# start of Dataset

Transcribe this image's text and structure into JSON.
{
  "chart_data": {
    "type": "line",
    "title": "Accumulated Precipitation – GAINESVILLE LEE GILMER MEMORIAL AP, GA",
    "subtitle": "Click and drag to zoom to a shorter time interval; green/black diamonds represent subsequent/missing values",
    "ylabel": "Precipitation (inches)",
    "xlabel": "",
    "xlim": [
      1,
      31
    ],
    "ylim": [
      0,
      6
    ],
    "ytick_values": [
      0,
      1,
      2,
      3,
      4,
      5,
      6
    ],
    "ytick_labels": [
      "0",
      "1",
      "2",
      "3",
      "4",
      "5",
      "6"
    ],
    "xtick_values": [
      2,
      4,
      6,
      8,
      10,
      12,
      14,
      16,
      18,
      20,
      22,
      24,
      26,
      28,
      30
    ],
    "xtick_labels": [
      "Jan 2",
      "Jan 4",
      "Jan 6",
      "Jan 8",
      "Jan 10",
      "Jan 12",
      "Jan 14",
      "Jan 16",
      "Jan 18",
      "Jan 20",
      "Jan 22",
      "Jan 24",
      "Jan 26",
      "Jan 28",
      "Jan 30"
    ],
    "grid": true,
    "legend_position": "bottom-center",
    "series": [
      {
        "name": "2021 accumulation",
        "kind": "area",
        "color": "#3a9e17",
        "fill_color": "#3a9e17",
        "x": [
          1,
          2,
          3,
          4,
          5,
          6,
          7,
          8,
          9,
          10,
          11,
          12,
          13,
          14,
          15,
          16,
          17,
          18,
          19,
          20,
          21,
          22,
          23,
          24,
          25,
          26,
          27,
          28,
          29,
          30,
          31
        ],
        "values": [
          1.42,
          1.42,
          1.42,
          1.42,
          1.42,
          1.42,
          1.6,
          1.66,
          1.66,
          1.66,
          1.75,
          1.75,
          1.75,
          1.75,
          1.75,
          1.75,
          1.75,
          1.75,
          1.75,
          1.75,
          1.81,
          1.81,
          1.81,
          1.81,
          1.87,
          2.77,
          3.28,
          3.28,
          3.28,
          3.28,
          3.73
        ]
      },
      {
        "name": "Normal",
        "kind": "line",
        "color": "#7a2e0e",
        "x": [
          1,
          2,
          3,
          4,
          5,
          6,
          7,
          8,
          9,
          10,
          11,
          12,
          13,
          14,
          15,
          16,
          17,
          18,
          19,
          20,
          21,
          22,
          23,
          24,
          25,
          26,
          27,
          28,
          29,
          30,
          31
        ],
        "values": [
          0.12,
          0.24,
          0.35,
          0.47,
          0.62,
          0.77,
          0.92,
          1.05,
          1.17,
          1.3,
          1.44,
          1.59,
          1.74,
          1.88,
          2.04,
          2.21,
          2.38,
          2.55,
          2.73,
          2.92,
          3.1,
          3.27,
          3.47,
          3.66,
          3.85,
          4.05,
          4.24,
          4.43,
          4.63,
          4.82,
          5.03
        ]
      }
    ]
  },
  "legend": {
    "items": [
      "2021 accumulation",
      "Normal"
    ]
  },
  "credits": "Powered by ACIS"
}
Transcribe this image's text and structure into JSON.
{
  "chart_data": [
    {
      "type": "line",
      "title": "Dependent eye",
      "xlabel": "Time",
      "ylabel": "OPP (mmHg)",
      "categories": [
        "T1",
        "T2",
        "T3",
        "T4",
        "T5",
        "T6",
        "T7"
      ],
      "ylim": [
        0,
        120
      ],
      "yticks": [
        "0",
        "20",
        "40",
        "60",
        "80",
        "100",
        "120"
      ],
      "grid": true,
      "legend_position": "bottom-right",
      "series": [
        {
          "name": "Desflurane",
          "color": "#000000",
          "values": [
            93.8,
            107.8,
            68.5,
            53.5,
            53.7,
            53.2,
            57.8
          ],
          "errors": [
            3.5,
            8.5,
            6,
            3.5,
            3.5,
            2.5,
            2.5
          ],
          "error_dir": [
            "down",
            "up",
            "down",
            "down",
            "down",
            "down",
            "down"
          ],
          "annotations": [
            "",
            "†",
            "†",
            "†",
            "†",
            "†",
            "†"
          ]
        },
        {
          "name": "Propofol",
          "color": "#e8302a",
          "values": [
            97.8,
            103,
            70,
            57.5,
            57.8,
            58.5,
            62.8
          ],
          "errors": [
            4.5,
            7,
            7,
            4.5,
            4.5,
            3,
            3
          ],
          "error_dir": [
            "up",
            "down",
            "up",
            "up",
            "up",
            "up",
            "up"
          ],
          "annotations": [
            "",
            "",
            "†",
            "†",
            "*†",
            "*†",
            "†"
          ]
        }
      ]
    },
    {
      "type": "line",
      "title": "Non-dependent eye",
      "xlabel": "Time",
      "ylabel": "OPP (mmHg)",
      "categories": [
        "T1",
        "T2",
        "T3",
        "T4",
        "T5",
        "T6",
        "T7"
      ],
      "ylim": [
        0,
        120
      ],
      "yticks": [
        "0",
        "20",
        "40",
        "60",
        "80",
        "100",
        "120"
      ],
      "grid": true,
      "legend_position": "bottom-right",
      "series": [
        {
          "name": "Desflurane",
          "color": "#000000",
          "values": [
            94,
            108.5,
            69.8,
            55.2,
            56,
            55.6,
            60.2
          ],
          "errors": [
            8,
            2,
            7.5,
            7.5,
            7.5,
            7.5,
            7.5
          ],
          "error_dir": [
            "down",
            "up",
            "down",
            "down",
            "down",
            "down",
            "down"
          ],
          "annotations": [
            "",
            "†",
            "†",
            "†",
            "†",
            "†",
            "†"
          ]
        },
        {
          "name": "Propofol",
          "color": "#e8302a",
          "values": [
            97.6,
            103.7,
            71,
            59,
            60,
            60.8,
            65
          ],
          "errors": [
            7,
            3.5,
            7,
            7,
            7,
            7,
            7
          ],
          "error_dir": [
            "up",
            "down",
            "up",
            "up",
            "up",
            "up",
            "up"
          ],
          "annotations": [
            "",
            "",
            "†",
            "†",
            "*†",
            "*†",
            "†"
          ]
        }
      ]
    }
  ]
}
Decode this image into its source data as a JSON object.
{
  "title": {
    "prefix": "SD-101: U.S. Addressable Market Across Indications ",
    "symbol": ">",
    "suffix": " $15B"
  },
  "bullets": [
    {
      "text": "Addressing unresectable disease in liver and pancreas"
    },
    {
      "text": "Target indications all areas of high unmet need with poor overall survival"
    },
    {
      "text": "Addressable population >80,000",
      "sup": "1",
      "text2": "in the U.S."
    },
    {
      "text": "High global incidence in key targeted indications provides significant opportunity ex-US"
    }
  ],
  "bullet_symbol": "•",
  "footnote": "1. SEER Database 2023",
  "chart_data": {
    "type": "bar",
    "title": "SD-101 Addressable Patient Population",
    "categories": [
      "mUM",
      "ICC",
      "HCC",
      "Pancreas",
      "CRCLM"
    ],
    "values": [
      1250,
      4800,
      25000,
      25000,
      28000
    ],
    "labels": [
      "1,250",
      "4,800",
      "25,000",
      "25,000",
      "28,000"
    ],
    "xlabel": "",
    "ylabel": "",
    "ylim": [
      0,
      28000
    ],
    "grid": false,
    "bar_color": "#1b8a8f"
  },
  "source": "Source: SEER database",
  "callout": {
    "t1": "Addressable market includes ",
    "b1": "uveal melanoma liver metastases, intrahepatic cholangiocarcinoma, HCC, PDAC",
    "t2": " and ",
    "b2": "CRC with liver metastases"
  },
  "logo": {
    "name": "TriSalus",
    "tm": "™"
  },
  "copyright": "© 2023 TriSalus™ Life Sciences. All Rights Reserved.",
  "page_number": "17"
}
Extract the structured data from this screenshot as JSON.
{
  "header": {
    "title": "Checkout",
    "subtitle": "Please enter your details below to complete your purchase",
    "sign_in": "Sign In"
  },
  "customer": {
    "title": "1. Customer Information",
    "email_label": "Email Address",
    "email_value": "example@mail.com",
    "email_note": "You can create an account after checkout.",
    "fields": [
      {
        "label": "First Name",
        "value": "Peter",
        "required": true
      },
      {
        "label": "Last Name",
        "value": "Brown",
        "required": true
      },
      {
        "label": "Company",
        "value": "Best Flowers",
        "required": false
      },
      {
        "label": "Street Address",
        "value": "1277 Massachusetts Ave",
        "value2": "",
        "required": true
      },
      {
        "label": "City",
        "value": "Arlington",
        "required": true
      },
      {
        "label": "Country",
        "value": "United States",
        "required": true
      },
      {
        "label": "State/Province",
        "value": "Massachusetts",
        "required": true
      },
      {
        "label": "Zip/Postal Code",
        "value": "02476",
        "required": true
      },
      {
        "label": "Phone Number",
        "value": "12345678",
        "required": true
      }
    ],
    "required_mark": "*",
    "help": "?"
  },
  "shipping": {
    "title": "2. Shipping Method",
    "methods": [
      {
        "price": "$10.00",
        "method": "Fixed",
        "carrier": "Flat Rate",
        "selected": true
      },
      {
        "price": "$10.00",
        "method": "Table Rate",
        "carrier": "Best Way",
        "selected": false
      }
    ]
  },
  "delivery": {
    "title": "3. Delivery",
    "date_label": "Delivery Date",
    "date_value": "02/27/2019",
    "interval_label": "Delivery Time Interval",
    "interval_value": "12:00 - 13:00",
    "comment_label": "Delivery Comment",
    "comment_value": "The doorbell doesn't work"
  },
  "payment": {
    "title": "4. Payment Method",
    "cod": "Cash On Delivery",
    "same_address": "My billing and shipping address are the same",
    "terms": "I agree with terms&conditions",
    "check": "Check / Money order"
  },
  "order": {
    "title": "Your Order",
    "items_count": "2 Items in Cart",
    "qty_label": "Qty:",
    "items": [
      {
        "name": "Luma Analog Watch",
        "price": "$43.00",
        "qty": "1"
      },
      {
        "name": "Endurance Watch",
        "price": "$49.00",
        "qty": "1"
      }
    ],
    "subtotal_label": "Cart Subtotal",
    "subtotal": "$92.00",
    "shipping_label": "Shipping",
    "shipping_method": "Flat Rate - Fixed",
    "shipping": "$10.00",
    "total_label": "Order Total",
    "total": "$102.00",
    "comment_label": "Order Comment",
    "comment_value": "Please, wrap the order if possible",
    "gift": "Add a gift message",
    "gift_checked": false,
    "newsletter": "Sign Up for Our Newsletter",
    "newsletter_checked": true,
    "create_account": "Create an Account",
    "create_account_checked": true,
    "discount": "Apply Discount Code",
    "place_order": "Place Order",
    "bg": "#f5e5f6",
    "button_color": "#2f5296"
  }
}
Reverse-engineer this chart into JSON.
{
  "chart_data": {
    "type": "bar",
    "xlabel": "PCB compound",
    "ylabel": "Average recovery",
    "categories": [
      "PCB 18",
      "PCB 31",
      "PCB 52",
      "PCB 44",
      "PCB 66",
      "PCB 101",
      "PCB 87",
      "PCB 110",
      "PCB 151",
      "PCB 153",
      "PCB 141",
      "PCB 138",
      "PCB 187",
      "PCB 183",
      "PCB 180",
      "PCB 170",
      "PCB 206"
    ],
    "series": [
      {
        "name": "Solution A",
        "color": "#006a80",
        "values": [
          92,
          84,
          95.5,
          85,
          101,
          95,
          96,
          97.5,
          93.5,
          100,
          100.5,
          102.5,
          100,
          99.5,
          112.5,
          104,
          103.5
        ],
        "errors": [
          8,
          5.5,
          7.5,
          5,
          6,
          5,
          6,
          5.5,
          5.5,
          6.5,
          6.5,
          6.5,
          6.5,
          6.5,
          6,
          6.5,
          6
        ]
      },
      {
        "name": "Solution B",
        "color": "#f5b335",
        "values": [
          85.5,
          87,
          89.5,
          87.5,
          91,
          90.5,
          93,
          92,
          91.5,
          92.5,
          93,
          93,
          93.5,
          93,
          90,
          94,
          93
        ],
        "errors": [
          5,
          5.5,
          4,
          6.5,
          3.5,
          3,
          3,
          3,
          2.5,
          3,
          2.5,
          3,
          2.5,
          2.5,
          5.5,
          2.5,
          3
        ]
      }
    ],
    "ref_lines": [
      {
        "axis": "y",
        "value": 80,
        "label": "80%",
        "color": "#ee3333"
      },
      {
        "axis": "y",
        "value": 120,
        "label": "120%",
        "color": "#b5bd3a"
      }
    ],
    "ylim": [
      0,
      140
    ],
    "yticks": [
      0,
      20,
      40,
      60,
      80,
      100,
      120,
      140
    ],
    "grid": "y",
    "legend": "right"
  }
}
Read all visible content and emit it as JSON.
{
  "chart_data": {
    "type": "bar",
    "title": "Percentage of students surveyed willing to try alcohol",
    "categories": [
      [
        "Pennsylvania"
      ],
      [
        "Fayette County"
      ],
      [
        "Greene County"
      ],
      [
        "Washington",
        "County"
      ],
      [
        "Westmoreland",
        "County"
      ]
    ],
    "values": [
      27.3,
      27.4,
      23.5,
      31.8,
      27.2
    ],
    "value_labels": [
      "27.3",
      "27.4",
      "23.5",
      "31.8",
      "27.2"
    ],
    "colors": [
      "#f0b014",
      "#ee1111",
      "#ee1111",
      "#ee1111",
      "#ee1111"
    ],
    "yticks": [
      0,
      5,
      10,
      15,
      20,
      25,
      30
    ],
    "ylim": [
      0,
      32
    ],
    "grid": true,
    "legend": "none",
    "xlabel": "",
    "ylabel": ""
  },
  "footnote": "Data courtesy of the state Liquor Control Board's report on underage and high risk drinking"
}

# end of Dataset

**Exercise aim**. Using the listing above, show each line holding the string "price".

**Problem solution**.
        "price": "$10.00",
        "price": "$10.00",
        "price": "$43.00",
        "price": "$49.00",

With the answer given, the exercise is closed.